**Actions to take**
A. Copy everything in the school forum thread below from "#44 Aug 30, 2009" down to "to long-term implications.", word for word.
B. Write the next part of the school funding forum thread below, picking up right after its final sentence.

**Selected passage**

+--

WOW, you just gave me the best compliment! No, I have never been a teacher in the public schools. I was an active parent in my children's education.

"Happy" has nothing to do with it. It's about time we stopped treating our children like things and started treating them like the PEOPLE they are. Putting MONEY first is not putting them first. Sorry. Wise to your tricks.
derick

Richmond, VA

#44 Aug 30, 2009
Do not not respond to idiots. Dinah dum...
derick

Richmond, VA

#45 Aug 30, 2009
Frank wrote:
Aim school money at state classrooms
School funding formulas are a convoluted concoction of goals, ranging from pressing to perplexing, all glued together by great globs of desperation. When the economy is strong, governors and lawmakers target popular programs or areas where schools have demonstrated weaknesses. When the economy sours, formulas are tweaked to survive the crisis, with less thought to long-term implications.
The result is neither perfect nor sacred.

+--

**Records shown**
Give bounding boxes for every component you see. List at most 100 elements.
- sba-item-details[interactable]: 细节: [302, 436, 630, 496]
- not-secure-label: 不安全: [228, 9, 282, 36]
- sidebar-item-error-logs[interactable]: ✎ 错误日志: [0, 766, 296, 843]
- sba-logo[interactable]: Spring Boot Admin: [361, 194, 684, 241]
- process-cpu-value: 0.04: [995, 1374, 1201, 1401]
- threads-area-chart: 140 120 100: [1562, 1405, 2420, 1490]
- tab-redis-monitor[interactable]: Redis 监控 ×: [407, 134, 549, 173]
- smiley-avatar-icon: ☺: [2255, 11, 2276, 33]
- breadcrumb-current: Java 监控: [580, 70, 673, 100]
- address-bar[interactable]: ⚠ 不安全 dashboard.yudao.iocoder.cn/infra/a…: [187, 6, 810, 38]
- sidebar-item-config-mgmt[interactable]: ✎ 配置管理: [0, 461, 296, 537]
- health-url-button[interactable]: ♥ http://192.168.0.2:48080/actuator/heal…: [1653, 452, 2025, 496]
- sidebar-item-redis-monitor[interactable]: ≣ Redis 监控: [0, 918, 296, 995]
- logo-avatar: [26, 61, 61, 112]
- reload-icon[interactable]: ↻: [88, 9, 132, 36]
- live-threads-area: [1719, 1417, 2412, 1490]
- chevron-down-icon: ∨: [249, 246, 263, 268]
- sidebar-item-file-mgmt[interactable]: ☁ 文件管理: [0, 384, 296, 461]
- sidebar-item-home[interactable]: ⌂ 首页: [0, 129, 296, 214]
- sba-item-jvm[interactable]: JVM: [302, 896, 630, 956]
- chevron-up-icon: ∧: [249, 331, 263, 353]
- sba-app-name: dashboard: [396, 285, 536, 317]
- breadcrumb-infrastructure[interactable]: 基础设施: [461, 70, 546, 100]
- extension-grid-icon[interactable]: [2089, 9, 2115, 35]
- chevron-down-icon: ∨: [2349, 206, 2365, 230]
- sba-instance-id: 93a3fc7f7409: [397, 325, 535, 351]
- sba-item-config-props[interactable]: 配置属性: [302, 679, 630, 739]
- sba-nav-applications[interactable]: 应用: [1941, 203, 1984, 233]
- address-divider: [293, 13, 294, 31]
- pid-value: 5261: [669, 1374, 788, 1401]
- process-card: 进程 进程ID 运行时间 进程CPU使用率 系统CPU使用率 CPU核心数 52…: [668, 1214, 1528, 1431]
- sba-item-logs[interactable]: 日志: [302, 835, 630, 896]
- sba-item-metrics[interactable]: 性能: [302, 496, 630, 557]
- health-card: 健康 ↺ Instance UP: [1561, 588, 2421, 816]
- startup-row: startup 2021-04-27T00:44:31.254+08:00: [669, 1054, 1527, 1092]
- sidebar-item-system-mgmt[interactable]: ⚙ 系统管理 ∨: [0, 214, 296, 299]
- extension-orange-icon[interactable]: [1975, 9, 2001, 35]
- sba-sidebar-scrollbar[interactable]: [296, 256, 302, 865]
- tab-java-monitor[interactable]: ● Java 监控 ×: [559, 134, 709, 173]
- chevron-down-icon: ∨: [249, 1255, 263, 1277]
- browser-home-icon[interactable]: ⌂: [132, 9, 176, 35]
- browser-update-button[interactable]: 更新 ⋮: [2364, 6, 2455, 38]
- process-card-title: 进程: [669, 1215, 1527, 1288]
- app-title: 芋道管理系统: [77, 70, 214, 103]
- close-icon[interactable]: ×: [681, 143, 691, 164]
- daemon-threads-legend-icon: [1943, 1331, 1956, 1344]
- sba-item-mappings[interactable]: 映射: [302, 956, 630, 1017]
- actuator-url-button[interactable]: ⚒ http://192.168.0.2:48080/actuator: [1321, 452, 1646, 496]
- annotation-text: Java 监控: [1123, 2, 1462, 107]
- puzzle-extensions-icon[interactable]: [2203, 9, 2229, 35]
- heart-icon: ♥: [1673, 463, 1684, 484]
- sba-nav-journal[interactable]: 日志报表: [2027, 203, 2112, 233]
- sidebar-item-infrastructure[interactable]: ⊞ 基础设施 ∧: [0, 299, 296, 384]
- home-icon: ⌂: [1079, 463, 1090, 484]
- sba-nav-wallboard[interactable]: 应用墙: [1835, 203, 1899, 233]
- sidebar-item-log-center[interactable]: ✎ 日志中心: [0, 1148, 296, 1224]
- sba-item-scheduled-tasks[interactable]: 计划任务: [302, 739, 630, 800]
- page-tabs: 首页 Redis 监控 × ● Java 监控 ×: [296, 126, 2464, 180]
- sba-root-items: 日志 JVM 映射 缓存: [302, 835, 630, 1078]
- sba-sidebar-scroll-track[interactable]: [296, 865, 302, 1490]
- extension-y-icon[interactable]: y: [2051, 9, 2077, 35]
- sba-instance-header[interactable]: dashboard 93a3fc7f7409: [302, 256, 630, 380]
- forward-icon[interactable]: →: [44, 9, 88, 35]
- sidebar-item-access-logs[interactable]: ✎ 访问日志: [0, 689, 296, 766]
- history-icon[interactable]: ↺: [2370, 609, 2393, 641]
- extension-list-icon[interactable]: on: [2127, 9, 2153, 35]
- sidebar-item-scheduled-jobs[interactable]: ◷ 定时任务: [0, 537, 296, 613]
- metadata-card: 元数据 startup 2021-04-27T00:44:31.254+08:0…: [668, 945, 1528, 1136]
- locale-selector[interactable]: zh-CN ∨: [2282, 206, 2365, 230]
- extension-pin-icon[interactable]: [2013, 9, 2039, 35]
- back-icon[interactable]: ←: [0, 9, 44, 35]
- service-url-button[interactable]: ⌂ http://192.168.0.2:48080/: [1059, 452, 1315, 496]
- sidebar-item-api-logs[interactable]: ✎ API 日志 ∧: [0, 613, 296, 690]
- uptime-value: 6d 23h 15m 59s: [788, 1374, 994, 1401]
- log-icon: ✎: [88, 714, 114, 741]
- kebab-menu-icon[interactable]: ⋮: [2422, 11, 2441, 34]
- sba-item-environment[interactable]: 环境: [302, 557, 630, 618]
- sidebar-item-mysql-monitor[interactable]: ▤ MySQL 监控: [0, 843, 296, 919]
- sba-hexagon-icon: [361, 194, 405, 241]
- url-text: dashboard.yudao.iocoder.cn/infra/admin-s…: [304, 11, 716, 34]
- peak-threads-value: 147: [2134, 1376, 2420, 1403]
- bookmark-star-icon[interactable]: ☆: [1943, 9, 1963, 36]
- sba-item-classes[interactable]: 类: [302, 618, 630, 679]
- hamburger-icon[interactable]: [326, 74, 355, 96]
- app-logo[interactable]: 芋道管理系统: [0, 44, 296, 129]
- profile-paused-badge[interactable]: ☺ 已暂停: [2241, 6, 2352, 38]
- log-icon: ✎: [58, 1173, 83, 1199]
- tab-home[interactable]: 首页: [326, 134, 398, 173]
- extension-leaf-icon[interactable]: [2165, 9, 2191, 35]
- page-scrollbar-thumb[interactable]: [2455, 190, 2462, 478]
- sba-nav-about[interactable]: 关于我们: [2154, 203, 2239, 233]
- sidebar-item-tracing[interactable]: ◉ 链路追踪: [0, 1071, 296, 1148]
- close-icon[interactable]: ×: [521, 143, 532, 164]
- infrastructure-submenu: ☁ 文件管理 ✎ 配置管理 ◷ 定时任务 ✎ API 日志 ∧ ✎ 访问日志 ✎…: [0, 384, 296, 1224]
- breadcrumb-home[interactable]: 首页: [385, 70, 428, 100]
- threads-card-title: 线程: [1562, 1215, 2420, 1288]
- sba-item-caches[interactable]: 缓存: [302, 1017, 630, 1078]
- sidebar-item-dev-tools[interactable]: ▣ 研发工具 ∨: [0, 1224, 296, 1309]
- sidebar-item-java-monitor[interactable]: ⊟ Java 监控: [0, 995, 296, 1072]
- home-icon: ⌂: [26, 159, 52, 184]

+--

**Answers per task**
A.
#44 Aug 30, 2009
Do not not respond to idiots. Dinah dum...
derick

Richmond, VA

#45 Aug 30, 2009
Frank wrote:
Aim school money at state classrooms
School funding formulas are a convoluted concoction of goals, ranging from pressing to perplexing, all glued together by great globs of desperation. When the economy is strong, governors and lawmakers target popular programs or areas where schools have demonstrated weaknesses. When the economy sours, formulas are tweaked to survive the crisis, with less thought to long-term implications.

B.
Faced with the unavoidable need to cut education funding, Gov. Tim Kaine last year proposed a revision to Virginia's Standards of Quality formula that would cap state funding for support staff, which covers administrators, clerical workers, instructional aides, library staff, custodians, technology specialists and guidance counselors. Under his plan the state would help cover the cost of one support staffer for roughly every four teachers.
Without that cap, state aid for public schools would increase $893 million in the 2010-12 budget. With the cap, the state's obligation would grow by just $139 million.
No one pretends this is a happy solution. Virtually all cities and counties spend more than the Standards of Quality formula requires. State leaders have an incentive to keep the standards artificially low because it saves them money, but the burden for covering the true cost of education falls heavily on property taxes as a consequence.
When state aid is reduced, smaller, poorer schools suffer the most and inequities in the system become more pronounced.
Kaine nevertheless makes a rational argument in favor of a support staff cap. Ratios already guide state funding for instructional positions, so it makes sense that similar formulas be established for nonteaching positions.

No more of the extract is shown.